■ **Exercise**
Retype the part of the records that opens with the line containing "What elements are" and closes with the line containing "y-tick-label: 2,000 — [66, 277, 84, 284]", including both of those lines. Leave the pictures out of your answer.

■ **Materials provided**
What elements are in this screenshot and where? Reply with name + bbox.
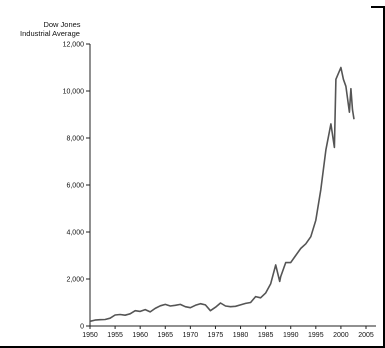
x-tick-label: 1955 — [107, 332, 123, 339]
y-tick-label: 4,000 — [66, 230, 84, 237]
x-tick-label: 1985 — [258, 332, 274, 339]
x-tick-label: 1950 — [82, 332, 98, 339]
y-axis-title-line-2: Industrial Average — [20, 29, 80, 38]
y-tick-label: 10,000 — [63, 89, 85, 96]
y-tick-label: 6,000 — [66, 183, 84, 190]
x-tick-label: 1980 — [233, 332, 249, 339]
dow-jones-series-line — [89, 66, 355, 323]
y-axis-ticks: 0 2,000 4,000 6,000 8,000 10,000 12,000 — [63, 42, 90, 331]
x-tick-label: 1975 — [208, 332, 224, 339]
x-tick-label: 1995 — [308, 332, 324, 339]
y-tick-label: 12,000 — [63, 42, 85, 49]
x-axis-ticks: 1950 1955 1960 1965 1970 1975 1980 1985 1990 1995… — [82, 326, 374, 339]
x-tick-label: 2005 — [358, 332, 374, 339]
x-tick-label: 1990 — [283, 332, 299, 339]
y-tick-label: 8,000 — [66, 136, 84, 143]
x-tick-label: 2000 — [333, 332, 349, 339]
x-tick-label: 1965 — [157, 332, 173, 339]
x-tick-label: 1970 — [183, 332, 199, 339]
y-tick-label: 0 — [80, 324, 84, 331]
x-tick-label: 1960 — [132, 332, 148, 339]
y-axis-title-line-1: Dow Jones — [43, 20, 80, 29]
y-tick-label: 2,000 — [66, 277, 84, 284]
==
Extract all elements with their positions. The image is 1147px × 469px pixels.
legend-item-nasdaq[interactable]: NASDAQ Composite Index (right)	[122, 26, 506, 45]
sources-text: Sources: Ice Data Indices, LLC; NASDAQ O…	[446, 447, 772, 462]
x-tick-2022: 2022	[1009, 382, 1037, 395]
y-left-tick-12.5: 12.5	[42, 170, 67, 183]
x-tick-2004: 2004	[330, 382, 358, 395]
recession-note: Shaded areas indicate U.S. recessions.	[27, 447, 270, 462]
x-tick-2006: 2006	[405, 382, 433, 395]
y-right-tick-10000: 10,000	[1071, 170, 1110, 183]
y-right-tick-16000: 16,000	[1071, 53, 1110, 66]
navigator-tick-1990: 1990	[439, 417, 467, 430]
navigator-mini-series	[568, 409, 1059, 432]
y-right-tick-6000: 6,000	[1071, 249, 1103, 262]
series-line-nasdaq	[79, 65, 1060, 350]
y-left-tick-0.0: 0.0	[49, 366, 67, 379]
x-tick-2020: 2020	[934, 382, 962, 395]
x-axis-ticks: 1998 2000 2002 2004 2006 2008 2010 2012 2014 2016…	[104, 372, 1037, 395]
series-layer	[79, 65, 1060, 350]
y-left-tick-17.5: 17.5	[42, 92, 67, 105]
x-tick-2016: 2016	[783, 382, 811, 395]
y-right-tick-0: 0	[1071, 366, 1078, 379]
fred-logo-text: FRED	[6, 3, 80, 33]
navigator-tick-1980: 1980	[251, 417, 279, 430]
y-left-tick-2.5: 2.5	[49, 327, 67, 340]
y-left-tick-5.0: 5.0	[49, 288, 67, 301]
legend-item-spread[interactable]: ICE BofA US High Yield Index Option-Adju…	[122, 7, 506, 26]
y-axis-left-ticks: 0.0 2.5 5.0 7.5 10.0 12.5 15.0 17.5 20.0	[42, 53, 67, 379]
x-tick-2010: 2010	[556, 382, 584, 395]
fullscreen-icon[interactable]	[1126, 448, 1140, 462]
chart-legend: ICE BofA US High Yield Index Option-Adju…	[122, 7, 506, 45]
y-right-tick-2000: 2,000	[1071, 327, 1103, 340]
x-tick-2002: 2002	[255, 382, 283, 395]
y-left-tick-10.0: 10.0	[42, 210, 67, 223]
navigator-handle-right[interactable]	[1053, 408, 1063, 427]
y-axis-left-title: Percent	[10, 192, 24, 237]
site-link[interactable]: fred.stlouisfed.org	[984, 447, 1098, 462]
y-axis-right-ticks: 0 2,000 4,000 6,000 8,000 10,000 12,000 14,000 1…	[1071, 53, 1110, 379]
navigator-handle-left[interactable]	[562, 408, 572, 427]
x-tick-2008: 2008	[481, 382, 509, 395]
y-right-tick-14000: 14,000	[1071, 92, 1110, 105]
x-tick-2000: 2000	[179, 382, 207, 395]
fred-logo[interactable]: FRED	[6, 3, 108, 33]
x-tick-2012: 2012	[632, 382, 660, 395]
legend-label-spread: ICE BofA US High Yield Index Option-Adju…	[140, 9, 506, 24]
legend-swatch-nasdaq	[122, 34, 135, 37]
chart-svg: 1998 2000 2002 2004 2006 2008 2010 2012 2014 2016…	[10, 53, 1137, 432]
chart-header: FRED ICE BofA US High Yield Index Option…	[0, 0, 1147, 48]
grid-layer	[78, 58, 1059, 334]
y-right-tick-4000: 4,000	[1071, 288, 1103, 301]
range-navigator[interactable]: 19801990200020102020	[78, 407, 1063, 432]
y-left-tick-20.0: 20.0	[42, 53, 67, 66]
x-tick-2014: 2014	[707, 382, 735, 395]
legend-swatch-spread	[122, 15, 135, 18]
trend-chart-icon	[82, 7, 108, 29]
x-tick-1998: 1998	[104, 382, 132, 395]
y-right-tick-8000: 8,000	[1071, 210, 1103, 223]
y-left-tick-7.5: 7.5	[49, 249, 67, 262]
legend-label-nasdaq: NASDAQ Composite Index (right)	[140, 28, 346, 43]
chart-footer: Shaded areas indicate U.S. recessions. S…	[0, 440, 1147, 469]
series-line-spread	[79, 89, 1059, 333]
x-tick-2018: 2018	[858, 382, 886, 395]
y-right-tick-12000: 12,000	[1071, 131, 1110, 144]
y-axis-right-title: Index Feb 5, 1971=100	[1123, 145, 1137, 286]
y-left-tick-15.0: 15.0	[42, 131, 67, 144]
--
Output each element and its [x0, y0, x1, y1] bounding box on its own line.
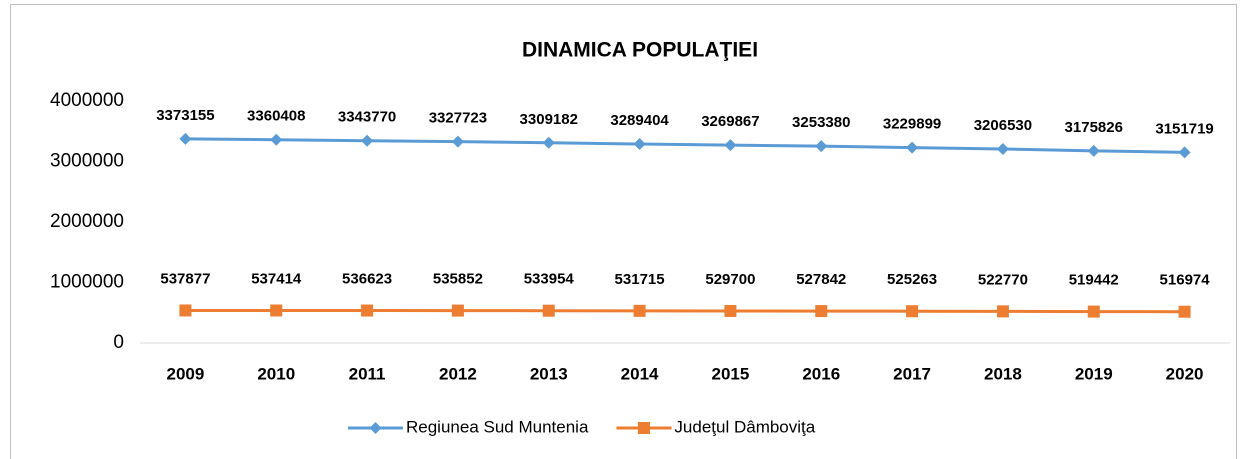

■ **Reply**
What elements are in this screenshot and where? Reply with name + bbox.
x-tick-label: 1955 — [107, 332, 123, 339]
y-tick-label: 4,000 — [66, 230, 84, 237]
x-tick-label: 1985 — [258, 332, 274, 339]
x-tick-label: 1950 — [82, 332, 98, 339]
y-axis-title-line-2: Industrial Average — [20, 29, 80, 38]
y-tick-label: 10,000 — [63, 89, 85, 96]
y-tick-label: 6,000 — [66, 183, 84, 190]
x-tick-label: 1980 — [233, 332, 249, 339]
dow-jones-series-line — [89, 66, 355, 323]
y-axis-ticks: 0 2,000 4,000 6,000 8,000 10,000 12,000 — [63, 42, 90, 331]
x-tick-label: 1975 — [208, 332, 224, 339]
x-tick-label: 1995 — [308, 332, 324, 339]
y-tick-label: 12,000 — [63, 42, 85, 49]
x-axis-ticks: 1950 1955 1960 1965 1970 1975 1980 1985 1990 1995… — [82, 326, 374, 339]
x-tick-label: 2005 — [358, 332, 374, 339]
x-tick-label: 1990 — [283, 332, 299, 339]
y-tick-label: 8,000 — [66, 136, 84, 143]
x-tick-label: 2000 — [333, 332, 349, 339]
x-tick-label: 1965 — [157, 332, 173, 339]
x-tick-label: 1970 — [183, 332, 199, 339]
y-tick-label: 0 — [80, 324, 84, 331]
x-tick-label: 1960 — [132, 332, 148, 339]
y-axis-title-line-1: Dow Jones — [43, 20, 80, 29]
y-tick-label: 2,000 — [66, 277, 84, 284]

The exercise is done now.